##### AVAILABLE DATA #####

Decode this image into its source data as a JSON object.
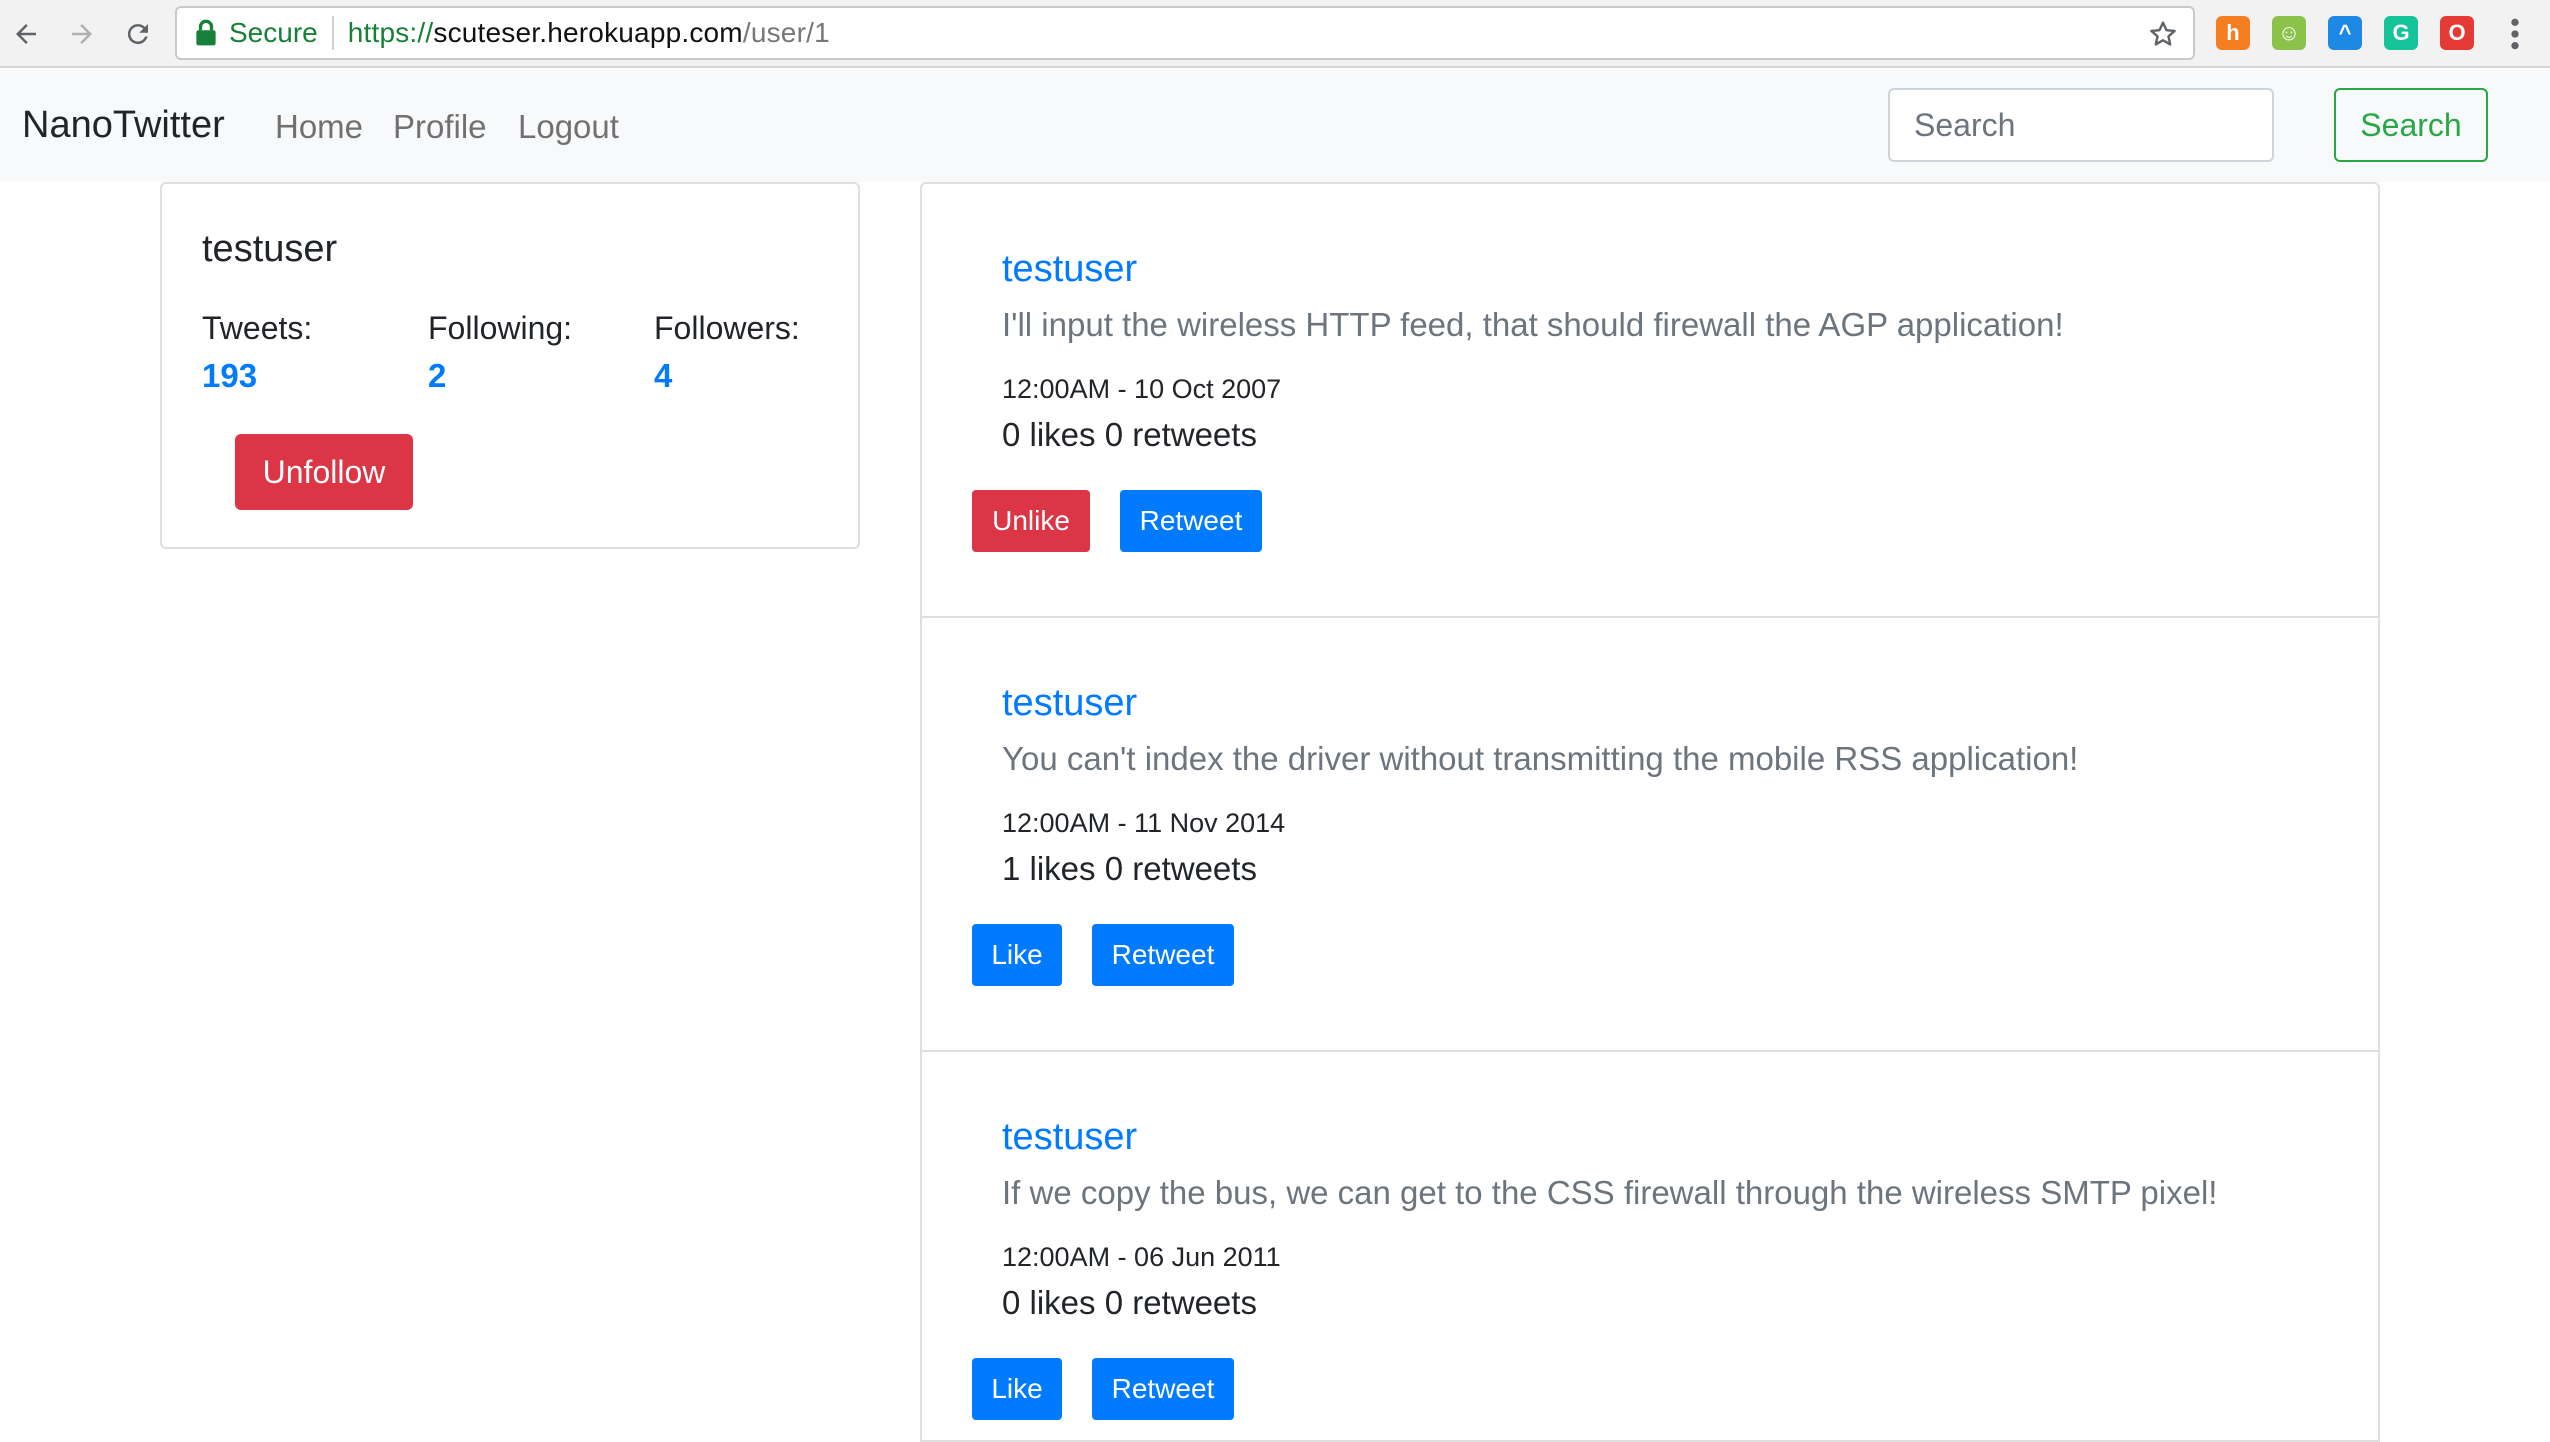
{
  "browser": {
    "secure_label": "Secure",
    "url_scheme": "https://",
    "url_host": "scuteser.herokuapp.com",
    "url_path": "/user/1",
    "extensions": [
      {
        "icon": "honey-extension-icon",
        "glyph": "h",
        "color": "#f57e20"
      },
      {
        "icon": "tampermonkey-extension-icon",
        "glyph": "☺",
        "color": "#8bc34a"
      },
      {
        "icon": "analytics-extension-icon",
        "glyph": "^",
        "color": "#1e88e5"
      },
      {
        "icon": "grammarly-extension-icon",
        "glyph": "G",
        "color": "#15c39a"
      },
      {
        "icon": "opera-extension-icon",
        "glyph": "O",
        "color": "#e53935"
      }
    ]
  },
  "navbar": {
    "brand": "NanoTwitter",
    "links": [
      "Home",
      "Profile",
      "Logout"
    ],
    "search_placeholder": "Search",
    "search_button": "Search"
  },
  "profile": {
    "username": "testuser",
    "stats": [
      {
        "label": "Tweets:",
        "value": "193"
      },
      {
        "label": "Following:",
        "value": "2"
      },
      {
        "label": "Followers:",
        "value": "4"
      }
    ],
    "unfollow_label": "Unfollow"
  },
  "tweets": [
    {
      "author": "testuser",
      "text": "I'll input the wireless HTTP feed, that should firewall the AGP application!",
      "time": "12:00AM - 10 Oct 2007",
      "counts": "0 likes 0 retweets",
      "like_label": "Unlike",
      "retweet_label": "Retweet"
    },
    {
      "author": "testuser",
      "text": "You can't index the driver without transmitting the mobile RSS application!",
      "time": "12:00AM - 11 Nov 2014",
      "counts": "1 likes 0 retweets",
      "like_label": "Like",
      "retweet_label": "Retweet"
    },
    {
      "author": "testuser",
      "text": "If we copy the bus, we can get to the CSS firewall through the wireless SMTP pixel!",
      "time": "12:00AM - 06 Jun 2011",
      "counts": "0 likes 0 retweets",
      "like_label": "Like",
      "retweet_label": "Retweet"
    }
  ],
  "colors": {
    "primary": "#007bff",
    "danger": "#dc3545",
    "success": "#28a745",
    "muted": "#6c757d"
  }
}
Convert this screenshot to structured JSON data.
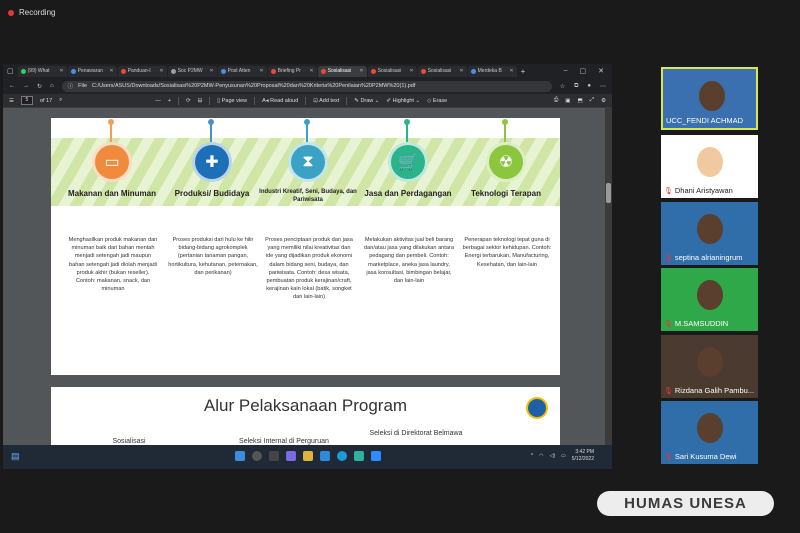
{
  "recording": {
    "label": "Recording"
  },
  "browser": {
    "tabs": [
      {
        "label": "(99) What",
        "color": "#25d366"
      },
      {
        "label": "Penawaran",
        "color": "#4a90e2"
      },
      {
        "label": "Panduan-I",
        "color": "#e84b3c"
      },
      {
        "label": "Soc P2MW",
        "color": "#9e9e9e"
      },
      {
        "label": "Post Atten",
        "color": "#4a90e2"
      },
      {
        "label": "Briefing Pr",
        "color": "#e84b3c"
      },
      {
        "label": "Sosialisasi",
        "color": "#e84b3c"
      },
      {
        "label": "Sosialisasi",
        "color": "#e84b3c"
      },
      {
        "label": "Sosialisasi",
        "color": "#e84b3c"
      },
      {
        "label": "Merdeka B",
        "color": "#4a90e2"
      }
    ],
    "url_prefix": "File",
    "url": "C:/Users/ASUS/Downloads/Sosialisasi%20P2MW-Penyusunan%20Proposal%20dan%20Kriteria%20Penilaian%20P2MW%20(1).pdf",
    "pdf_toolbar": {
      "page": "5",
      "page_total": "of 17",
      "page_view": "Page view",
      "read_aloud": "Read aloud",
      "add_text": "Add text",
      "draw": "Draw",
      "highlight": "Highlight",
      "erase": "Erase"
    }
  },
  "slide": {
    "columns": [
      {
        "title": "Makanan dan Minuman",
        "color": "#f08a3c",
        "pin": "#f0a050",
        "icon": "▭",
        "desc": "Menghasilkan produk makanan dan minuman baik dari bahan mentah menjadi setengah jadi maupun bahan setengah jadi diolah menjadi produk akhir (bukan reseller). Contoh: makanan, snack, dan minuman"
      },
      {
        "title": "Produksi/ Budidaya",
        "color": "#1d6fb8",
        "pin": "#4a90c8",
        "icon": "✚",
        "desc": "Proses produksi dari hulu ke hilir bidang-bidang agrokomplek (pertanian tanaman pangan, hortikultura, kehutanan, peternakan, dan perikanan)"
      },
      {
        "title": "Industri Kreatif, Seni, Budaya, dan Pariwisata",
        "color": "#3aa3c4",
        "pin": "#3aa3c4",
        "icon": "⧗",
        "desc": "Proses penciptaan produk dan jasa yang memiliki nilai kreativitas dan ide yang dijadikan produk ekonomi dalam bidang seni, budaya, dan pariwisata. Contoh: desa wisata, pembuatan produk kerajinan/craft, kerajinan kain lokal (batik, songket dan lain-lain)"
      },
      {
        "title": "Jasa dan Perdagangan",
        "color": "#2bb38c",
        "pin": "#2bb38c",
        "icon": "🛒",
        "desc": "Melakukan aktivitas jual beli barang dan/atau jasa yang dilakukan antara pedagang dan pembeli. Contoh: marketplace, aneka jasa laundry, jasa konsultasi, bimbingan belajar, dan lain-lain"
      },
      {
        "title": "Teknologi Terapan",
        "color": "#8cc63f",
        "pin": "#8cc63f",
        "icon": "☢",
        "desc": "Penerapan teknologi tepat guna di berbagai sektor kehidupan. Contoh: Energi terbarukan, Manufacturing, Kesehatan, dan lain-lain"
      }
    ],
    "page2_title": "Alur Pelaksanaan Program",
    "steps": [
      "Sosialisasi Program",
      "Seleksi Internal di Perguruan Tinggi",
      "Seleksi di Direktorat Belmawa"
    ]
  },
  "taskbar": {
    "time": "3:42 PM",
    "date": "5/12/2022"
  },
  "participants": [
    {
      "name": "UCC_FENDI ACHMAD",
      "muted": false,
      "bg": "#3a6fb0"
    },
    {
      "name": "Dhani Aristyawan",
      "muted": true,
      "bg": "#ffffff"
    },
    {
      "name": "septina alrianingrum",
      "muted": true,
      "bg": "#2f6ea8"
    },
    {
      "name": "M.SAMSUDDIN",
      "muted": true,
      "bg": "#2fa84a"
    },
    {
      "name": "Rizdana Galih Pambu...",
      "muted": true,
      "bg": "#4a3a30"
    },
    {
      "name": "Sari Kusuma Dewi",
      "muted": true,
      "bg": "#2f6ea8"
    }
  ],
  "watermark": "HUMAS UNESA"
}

#####

WRITTEN INSTRUCTION: Please write out all of the material above without changing a word, and omit any pictures.

OUTPUT:
Decode this image into its source data as a JSON object.
{
  "browser": {
    "secure_label": "Secure",
    "url_scheme": "https://",
    "url_host": "scuteser.herokuapp.com",
    "url_path": "/user/1",
    "extensions": [
      {
        "icon": "honey-extension-icon",
        "glyph": "h",
        "color": "#f57e20"
      },
      {
        "icon": "tampermonkey-extension-icon",
        "glyph": "☺",
        "color": "#8bc34a"
      },
      {
        "icon": "analytics-extension-icon",
        "glyph": "^",
        "color": "#1e88e5"
      },
      {
        "icon": "grammarly-extension-icon",
        "glyph": "G",
        "color": "#15c39a"
      },
      {
        "icon": "opera-extension-icon",
        "glyph": "O",
        "color": "#e53935"
      }
    ]
  },
  "navbar": {
    "brand": "NanoTwitter",
    "links": [
      "Home",
      "Profile",
      "Logout"
    ],
    "search_placeholder": "Search",
    "search_button": "Search"
  },
  "profile": {
    "username": "testuser",
    "stats": [
      {
        "label": "Tweets:",
        "value": "193"
      },
      {
        "label": "Following:",
        "value": "2"
      },
      {
        "label": "Followers:",
        "value": "4"
      }
    ],
    "unfollow_label": "Unfollow"
  },
  "tweets": [
    {
      "author": "testuser",
      "text": "I'll input the wireless HTTP feed, that should firewall the AGP application!",
      "time": "12:00AM - 10 Oct 2007",
      "counts": "0 likes 0 retweets",
      "like_label": "Unlike",
      "retweet_label": "Retweet"
    },
    {
      "author": "testuser",
      "text": "You can't index the driver without transmitting the mobile RSS application!",
      "time": "12:00AM - 11 Nov 2014",
      "counts": "1 likes 0 retweets",
      "like_label": "Like",
      "retweet_label": "Retweet"
    },
    {
      "author": "testuser",
      "text": "If we copy the bus, we can get to the CSS firewall through the wireless SMTP pixel!",
      "time": "12:00AM - 06 Jun 2011",
      "counts": "0 likes 0 retweets",
      "like_label": "Like",
      "retweet_label": "Retweet"
    }
  ],
  "colors": {
    "primary": "#007bff",
    "danger": "#dc3545",
    "success": "#28a745",
    "muted": "#6c757d"
  }
}
Convert this screenshot to structured JSON data.
{
  "recording": {
    "label": "Recording"
  },
  "browser": {
    "tabs": [
      {
        "label": "(99) What",
        "color": "#25d366"
      },
      {
        "label": "Penawaran",
        "color": "#4a90e2"
      },
      {
        "label": "Panduan-I",
        "color": "#e84b3c"
      },
      {
        "label": "Soc P2MW",
        "color": "#9e9e9e"
      },
      {
        "label": "Post Atten",
        "color": "#4a90e2"
      },
      {
        "label": "Briefing Pr",
        "color": "#e84b3c"
      },
      {
        "label": "Sosialisasi",
        "color": "#e84b3c"
      },
      {
        "label": "Sosialisasi",
        "color": "#e84b3c"
      },
      {
        "label": "Sosialisasi",
        "color": "#e84b3c"
      },
      {
        "label": "Merdeka B",
        "color": "#4a90e2"
      }
    ],
    "url_prefix": "File",
    "url": "C:/Users/ASUS/Downloads/Sosialisasi%20P2MW-Penyusunan%20Proposal%20dan%20Kriteria%20Penilaian%20P2MW%20(1).pdf",
    "pdf_toolbar": {
      "page": "5",
      "page_total": "of 17",
      "page_view": "Page view",
      "read_aloud": "Read aloud",
      "add_text": "Add text",
      "draw": "Draw",
      "highlight": "Highlight",
      "erase": "Erase"
    }
  },
  "slide": {
    "columns": [
      {
        "title": "Makanan dan Minuman",
        "color": "#f08a3c",
        "pin": "#f0a050",
        "icon": "▭",
        "desc": "Menghasilkan produk makanan dan minuman baik dari bahan mentah menjadi setengah jadi maupun bahan setengah jadi diolah menjadi produk akhir (bukan reseller). Contoh: makanan, snack, dan minuman"
      },
      {
        "title": "Produksi/ Budidaya",
        "color": "#1d6fb8",
        "pin": "#4a90c8",
        "icon": "✚",
        "desc": "Proses produksi dari hulu ke hilir bidang-bidang agrokomplek (pertanian tanaman pangan, hortikultura, kehutanan, peternakan, dan perikanan)"
      },
      {
        "title": "Industri Kreatif, Seni, Budaya, dan Pariwisata",
        "color": "#3aa3c4",
        "pin": "#3aa3c4",
        "icon": "⧗",
        "desc": "Proses penciptaan produk dan jasa yang memiliki nilai kreativitas dan ide yang dijadikan produk ekonomi dalam bidang seni, budaya, dan pariwisata. Contoh: desa wisata, pembuatan produk kerajinan/craft, kerajinan kain lokal (batik, songket dan lain-lain)"
      },
      {
        "title": "Jasa dan Perdagangan",
        "color": "#2bb38c",
        "pin": "#2bb38c",
        "icon": "🛒",
        "desc": "Melakukan aktivitas jual beli barang dan/atau jasa yang dilakukan antara pedagang dan pembeli. Contoh: marketplace, aneka jasa laundry, jasa konsultasi, bimbingan belajar, dan lain-lain"
      },
      {
        "title": "Teknologi Terapan",
        "color": "#8cc63f",
        "pin": "#8cc63f",
        "icon": "☢",
        "desc": "Penerapan teknologi tepat guna di berbagai sektor kehidupan. Contoh: Energi terbarukan, Manufacturing, Kesehatan, dan lain-lain"
      }
    ],
    "page2_title": "Alur Pelaksanaan Program",
    "steps": [
      "Sosialisasi Program",
      "Seleksi Internal di Perguruan Tinggi",
      "Seleksi di Direktorat Belmawa"
    ]
  },
  "taskbar": {
    "time": "3:42 PM",
    "date": "5/12/2022"
  },
  "participants": [
    {
      "name": "UCC_FENDI ACHMAD",
      "muted": false,
      "bg": "#3a6fb0"
    },
    {
      "name": "Dhani Aristyawan",
      "muted": true,
      "bg": "#ffffff"
    },
    {
      "name": "septina alrianingrum",
      "muted": true,
      "bg": "#2f6ea8"
    },
    {
      "name": "M.SAMSUDDIN",
      "muted": true,
      "bg": "#2fa84a"
    },
    {
      "name": "Rizdana Galih Pambu...",
      "muted": true,
      "bg": "#4a3a30"
    },
    {
      "name": "Sari Kusuma Dewi",
      "muted": true,
      "bg": "#2f6ea8"
    }
  ],
  "watermark": "HUMAS UNESA"
}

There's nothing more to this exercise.